Record excerpts:
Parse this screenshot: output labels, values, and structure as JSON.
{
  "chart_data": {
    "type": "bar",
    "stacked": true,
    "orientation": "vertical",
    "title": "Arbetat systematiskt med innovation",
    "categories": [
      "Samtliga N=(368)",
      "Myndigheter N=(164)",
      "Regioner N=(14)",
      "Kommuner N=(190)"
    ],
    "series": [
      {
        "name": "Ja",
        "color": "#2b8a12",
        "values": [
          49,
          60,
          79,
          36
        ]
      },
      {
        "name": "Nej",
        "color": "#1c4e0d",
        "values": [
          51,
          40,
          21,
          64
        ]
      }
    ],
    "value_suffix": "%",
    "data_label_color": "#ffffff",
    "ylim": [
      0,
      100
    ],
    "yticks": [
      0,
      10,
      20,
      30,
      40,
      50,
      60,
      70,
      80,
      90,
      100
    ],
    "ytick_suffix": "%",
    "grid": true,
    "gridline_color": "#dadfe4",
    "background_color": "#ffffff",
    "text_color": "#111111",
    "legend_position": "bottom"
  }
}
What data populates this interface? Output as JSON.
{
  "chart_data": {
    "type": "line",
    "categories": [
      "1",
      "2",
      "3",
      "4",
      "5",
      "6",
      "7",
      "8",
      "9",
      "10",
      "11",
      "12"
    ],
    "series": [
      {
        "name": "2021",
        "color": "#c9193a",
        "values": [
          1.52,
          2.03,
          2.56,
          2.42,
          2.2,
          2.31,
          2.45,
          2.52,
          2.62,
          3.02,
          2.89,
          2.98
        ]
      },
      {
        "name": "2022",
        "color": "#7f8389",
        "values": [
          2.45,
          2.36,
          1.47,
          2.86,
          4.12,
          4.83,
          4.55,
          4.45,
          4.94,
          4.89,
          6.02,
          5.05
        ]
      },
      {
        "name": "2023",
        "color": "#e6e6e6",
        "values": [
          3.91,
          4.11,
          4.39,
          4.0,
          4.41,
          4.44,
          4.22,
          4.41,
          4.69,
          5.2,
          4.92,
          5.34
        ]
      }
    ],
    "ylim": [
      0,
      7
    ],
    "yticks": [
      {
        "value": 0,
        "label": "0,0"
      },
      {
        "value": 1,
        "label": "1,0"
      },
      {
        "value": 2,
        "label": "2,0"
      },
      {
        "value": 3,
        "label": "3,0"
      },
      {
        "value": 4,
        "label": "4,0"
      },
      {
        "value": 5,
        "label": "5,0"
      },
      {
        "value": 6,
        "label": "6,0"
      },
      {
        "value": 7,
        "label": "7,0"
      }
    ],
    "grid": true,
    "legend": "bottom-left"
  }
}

Work to complete: Please quote the data above in full, with no line missing.

Answer to the problem:
Parse this screenshot: output labels, values, and structure as JSON.
{
  "chart_data": {
    "type": "bar",
    "stacked": true,
    "orientation": "vertical",
    "title": "Arbetat systematiskt med innovation",
    "categories": [
      "Samtliga N=(368)",
      "Myndigheter N=(164)",
      "Regioner N=(14)",
      "Kommuner N=(190)"
    ],
    "series": [
      {
        "name": "Ja",
        "color": "#2b8a12",
        "values": [
          49,
          60,
          79,
          36
        ]
      },
      {
        "name": "Nej",
        "color": "#1c4e0d",
        "values": [
          51,
          40,
          21,
          64
        ]
      }
    ],
    "value_suffix": "%",
    "data_label_color": "#ffffff",
    "ylim": [
      0,
      100
    ],
    "yticks": [
      0,
      10,
      20,
      30,
      40,
      50,
      60,
      70,
      80,
      90,
      100
    ],
    "ytick_suffix": "%",
    "grid": true,
    "gridline_color": "#dadfe4",
    "background_color": "#ffffff",
    "text_color": "#111111",
    "legend_position": "bottom"
  }
}
What data populates this interface? Output as JSON.
{
  "chart_data": {
    "type": "line",
    "categories": [
      "1",
      "2",
      "3",
      "4",
      "5",
      "6",
      "7",
      "8",
      "9",
      "10",
      "11",
      "12"
    ],
    "series": [
      {
        "name": "2021",
        "color": "#c9193a",
        "values": [
          1.52,
          2.03,
          2.56,
          2.42,
          2.2,
          2.31,
          2.45,
          2.52,
          2.62,
          3.02,
          2.89,
          2.98
        ]
      },
      {
        "name": "2022",
        "color": "#7f8389",
        "values": [
          2.45,
          2.36,
          1.47,
          2.86,
          4.12,
          4.83,
          4.55,
          4.45,
          4.94,
          4.89,
          6.02,
          5.05
        ]
      },
      {
        "name": "2023",
        "color": "#e6e6e6",
        "values": [
          3.91,
          4.11,
          4.39,
          4.0,
          4.41,
          4.44,
          4.22,
          4.41,
          4.69,
          5.2,
          4.92,
          5.34
        ]
      }
    ],
    "ylim": [
      0,
      7
    ],
    "yticks": [
      {
        "value": 0,
        "label": "0,0"
      },
      {
        "value": 1,
        "label": "1,0"
      },
      {
        "value": 2,
        "label": "2,0"
      },
      {
        "value": 3,
        "label": "3,0"
      },
      {
        "value": 4,
        "label": "4,0"
      },
      {
        "value": 5,
        "label": "5,0"
      },
      {
        "value": 6,
        "label": "6,0"
      },
      {
        "value": 7,
        "label": "7,0"
      }
    ],
    "grid": true,
    "legend": "bottom-left"
  }
}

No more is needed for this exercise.